Yazılı istek:
Aşağıdaki öğelerde "chart-title: Number of" ifadesini içeren satırdan "Where are 26" ifadesini içeren satıra kadar uzanan her şeyi, iki uç satır da dahil olmak üzere, hiçbir değişiklik yapmadan kopyalayın.

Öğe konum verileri
______________________________

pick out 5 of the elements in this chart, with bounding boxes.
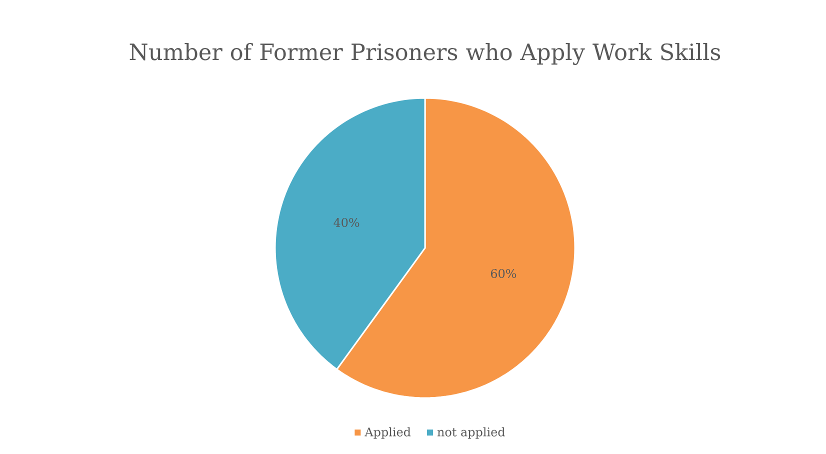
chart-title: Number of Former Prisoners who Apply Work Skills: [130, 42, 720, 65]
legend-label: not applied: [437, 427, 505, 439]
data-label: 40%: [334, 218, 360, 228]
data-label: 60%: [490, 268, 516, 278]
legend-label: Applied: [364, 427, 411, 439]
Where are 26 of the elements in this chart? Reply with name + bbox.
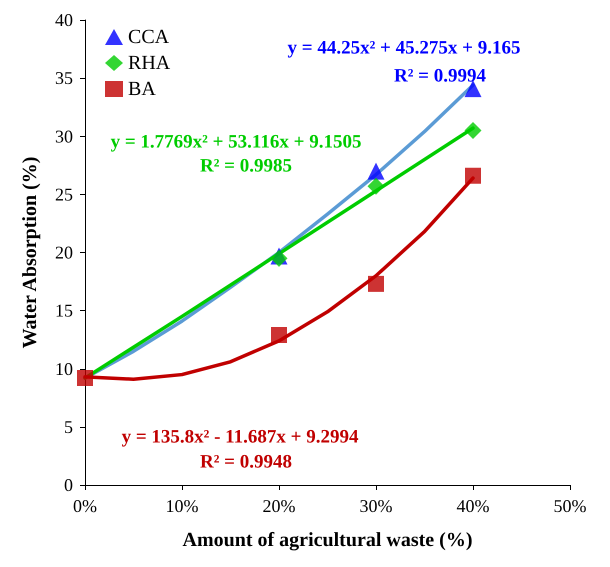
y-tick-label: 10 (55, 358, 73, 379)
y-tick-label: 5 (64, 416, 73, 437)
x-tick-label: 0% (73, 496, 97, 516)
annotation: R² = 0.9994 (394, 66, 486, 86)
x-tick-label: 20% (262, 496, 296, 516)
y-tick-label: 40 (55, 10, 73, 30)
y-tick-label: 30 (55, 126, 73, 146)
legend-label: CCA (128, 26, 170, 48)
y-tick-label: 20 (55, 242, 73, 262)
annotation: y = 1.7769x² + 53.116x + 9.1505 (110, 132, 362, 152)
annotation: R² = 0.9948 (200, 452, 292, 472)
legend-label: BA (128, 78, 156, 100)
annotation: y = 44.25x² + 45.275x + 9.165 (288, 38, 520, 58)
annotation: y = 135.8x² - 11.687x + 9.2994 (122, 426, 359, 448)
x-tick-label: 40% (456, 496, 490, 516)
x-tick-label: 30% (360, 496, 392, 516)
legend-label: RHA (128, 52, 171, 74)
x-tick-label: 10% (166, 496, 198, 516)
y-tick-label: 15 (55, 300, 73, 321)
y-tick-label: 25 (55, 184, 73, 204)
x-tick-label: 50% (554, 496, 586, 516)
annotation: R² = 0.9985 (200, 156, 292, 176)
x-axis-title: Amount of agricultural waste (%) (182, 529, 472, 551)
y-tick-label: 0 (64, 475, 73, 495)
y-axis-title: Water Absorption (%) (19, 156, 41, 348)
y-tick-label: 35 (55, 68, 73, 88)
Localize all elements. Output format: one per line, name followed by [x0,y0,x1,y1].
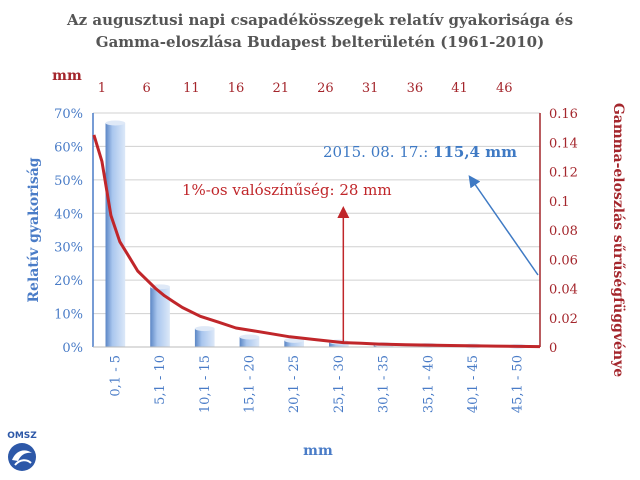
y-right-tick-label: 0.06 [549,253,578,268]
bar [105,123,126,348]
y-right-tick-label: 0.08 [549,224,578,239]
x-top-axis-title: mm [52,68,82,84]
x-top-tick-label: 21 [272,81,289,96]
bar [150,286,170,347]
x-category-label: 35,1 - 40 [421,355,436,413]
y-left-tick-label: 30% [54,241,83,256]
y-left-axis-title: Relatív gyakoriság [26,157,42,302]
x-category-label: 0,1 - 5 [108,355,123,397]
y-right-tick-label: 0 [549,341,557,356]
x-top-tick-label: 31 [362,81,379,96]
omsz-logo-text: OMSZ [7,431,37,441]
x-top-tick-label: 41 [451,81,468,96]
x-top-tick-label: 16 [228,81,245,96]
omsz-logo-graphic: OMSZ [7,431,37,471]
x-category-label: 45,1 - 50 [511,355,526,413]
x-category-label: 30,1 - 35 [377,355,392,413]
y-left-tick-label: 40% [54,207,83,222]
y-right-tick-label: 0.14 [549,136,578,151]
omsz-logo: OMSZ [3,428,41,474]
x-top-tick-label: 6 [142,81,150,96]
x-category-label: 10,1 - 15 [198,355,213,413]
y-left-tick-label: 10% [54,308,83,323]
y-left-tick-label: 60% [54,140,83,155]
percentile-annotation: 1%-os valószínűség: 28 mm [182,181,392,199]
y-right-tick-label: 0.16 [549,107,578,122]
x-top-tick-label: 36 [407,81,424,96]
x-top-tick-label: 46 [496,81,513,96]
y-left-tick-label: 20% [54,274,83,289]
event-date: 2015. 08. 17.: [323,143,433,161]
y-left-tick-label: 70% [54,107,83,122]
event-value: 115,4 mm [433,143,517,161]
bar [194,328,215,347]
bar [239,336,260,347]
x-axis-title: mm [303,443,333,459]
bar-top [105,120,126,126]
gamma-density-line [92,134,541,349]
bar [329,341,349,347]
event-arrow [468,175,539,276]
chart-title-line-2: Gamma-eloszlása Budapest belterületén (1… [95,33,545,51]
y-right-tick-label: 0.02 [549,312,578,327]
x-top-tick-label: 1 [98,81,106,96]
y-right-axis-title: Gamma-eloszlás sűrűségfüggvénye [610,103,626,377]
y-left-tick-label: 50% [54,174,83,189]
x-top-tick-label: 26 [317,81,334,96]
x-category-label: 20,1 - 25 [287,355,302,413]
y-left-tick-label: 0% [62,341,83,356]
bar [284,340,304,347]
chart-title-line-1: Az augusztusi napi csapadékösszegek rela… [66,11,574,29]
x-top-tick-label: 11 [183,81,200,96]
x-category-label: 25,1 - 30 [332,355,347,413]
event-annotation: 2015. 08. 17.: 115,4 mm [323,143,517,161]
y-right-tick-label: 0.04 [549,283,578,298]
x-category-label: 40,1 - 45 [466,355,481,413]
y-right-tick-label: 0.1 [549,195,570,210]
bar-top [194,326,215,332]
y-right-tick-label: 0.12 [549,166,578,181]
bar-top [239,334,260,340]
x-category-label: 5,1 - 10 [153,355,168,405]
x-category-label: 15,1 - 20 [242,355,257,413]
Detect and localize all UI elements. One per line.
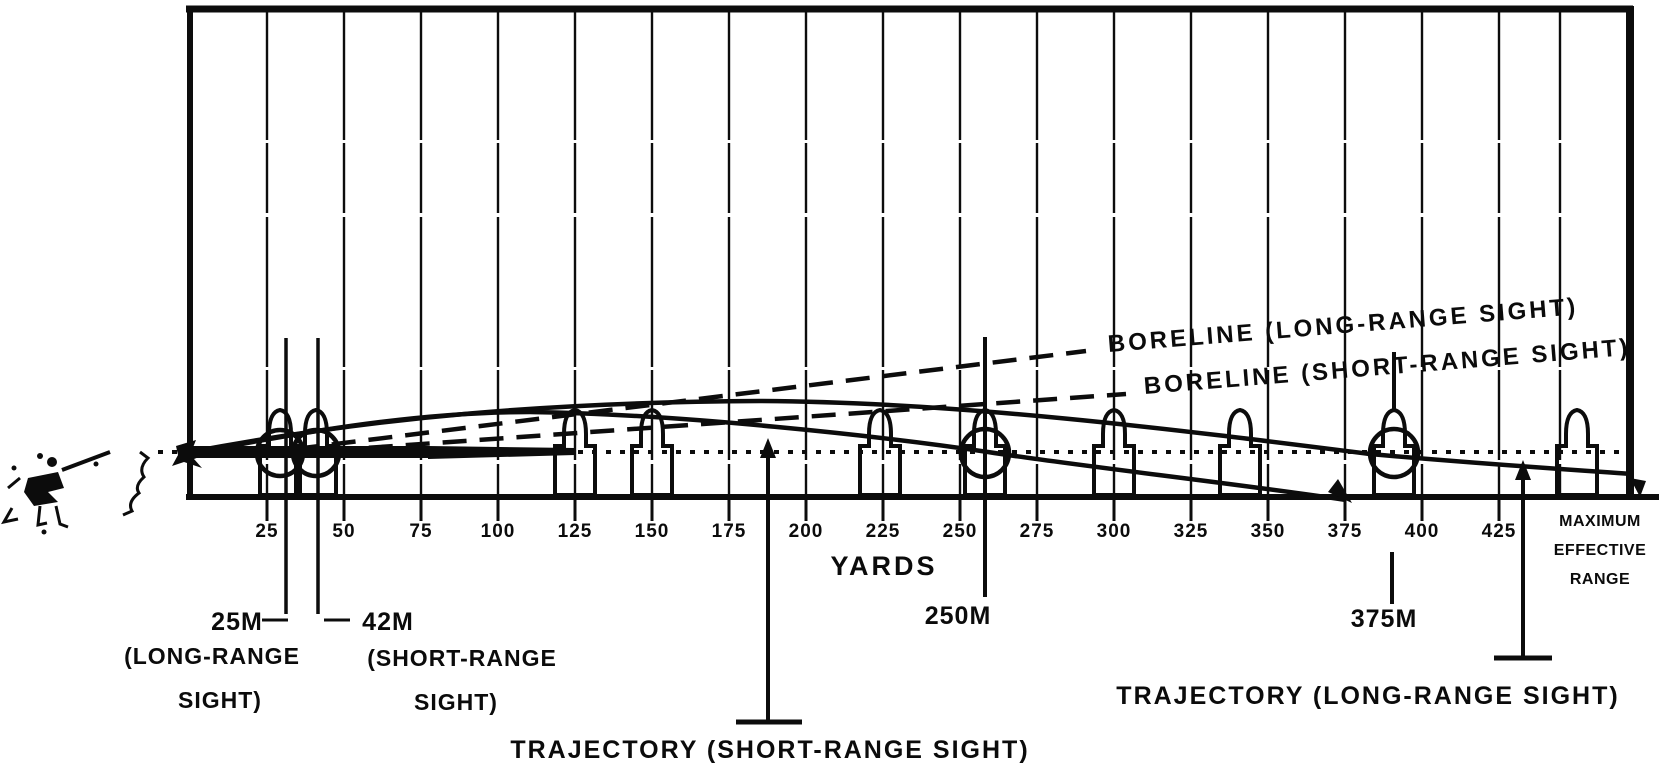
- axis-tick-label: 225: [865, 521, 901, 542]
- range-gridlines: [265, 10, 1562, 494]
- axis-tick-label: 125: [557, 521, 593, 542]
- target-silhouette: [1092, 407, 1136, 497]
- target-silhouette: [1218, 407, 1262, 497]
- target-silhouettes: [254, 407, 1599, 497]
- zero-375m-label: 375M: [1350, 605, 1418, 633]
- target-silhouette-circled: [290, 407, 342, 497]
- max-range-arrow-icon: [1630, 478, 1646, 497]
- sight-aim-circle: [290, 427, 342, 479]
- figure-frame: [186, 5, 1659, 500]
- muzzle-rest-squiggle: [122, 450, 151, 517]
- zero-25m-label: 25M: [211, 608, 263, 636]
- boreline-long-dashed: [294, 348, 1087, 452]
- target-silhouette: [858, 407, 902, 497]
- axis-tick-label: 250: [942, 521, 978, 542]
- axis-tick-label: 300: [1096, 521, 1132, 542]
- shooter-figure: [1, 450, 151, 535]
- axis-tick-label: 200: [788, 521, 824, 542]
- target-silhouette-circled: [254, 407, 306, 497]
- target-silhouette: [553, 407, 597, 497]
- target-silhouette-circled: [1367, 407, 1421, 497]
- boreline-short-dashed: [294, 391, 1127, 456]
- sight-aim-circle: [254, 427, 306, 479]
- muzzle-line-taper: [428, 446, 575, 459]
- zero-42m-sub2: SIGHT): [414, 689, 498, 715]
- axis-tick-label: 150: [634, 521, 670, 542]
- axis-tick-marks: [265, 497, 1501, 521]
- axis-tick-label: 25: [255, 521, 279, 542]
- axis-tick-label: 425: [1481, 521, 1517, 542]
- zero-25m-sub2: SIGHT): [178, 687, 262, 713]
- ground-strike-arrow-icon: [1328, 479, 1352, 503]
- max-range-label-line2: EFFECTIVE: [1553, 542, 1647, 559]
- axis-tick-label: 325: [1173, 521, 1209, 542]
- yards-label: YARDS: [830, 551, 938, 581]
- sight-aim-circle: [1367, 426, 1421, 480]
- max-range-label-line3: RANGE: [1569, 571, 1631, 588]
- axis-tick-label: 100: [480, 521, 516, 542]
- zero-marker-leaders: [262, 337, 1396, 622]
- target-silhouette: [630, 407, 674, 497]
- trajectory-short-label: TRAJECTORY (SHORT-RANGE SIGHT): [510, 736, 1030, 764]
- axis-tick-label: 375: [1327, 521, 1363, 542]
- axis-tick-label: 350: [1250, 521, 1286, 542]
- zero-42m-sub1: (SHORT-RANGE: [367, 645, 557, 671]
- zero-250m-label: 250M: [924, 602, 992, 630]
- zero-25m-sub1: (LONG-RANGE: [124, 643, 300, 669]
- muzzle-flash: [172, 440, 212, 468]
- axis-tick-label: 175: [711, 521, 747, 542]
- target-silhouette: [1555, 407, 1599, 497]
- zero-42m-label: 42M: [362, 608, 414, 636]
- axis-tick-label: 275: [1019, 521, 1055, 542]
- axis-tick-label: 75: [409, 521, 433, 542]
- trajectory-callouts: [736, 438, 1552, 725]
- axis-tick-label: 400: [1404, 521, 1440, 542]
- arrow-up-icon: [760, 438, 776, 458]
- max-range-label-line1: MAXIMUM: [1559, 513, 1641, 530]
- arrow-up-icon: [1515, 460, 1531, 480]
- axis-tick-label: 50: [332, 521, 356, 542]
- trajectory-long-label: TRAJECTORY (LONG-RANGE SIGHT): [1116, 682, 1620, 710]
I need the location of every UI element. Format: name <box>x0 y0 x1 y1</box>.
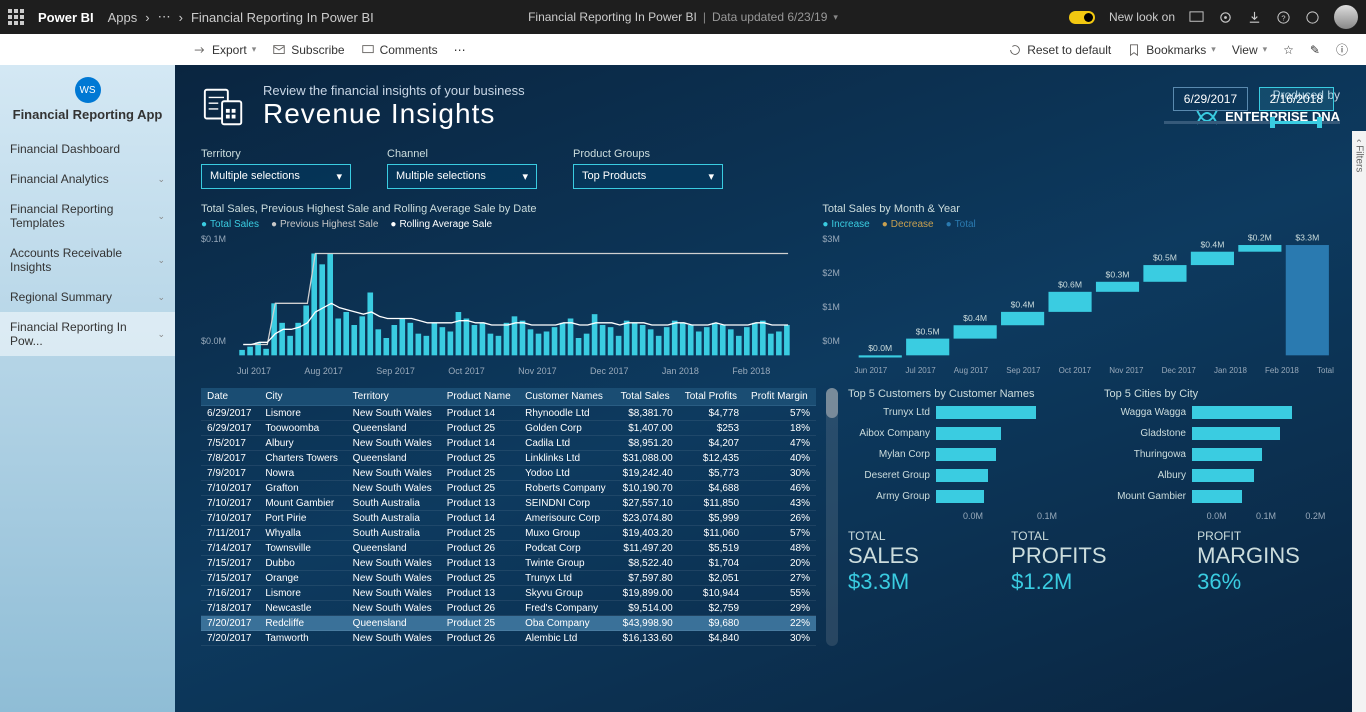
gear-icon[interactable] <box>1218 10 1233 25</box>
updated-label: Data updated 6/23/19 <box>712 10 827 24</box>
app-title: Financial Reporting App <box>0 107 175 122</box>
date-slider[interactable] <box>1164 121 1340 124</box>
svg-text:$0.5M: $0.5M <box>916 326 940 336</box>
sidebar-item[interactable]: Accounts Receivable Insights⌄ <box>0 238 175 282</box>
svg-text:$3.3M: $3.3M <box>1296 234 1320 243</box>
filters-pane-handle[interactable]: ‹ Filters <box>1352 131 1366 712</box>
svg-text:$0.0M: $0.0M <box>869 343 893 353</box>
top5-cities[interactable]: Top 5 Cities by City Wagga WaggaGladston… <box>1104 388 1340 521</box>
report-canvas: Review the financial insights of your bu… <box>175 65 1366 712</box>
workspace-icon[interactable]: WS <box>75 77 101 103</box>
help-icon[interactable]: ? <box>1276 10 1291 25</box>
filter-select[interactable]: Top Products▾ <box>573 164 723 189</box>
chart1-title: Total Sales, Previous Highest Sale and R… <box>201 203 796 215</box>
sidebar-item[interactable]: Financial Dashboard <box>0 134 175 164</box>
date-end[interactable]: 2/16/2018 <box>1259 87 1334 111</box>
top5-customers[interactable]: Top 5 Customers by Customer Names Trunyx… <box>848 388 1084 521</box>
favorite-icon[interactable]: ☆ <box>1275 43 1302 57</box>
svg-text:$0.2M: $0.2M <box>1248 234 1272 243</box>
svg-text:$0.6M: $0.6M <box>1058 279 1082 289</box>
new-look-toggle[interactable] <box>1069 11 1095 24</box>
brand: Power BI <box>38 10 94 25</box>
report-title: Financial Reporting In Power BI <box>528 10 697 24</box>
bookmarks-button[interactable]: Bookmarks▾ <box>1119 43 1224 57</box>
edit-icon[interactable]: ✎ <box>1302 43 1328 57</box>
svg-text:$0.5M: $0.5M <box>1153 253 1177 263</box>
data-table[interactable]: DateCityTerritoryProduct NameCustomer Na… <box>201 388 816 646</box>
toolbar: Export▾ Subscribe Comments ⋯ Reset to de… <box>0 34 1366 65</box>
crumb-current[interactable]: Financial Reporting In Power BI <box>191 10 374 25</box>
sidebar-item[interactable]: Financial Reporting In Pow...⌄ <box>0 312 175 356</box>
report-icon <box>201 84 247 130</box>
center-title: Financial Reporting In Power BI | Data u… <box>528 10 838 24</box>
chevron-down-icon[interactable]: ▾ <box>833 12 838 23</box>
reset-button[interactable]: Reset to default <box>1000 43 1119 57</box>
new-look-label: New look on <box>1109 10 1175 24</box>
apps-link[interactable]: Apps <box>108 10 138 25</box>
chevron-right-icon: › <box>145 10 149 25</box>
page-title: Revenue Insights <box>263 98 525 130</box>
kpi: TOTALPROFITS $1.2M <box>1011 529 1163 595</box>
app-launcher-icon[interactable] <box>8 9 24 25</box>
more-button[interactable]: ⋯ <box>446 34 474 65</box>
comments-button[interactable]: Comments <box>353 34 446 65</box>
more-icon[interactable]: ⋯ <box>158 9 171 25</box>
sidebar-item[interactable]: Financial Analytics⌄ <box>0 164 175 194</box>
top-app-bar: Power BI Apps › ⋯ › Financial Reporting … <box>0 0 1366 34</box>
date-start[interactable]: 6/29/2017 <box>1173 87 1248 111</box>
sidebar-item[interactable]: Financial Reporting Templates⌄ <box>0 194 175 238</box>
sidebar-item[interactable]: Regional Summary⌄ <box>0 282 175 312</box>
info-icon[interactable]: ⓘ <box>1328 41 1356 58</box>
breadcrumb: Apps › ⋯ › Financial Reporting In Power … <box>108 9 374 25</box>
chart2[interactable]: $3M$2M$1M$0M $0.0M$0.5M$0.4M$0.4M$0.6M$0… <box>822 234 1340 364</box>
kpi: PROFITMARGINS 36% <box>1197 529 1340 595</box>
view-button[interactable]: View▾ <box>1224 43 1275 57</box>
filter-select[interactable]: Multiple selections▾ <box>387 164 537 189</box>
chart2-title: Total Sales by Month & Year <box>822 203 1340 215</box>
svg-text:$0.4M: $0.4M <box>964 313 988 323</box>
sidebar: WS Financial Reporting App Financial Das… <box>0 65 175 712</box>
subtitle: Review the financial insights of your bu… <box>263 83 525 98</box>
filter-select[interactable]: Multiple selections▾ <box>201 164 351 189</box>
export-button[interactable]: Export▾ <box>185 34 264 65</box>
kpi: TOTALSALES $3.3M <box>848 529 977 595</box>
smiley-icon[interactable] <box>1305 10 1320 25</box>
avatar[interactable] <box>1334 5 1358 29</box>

______________________________

Yanıt:
chart-title: Number of Former Prisoners who Apply Work Skills: [130, 42, 720, 65]
legend-label: not applied: [437, 427, 505, 439]
data-label: 40%: [334, 218, 360, 228]
data-label: 60%: [490, 268, 516, 278]
legend-label: Applied: [364, 427, 411, 439]
Where are 26 of the elements in this chart? Reply with name + bbox.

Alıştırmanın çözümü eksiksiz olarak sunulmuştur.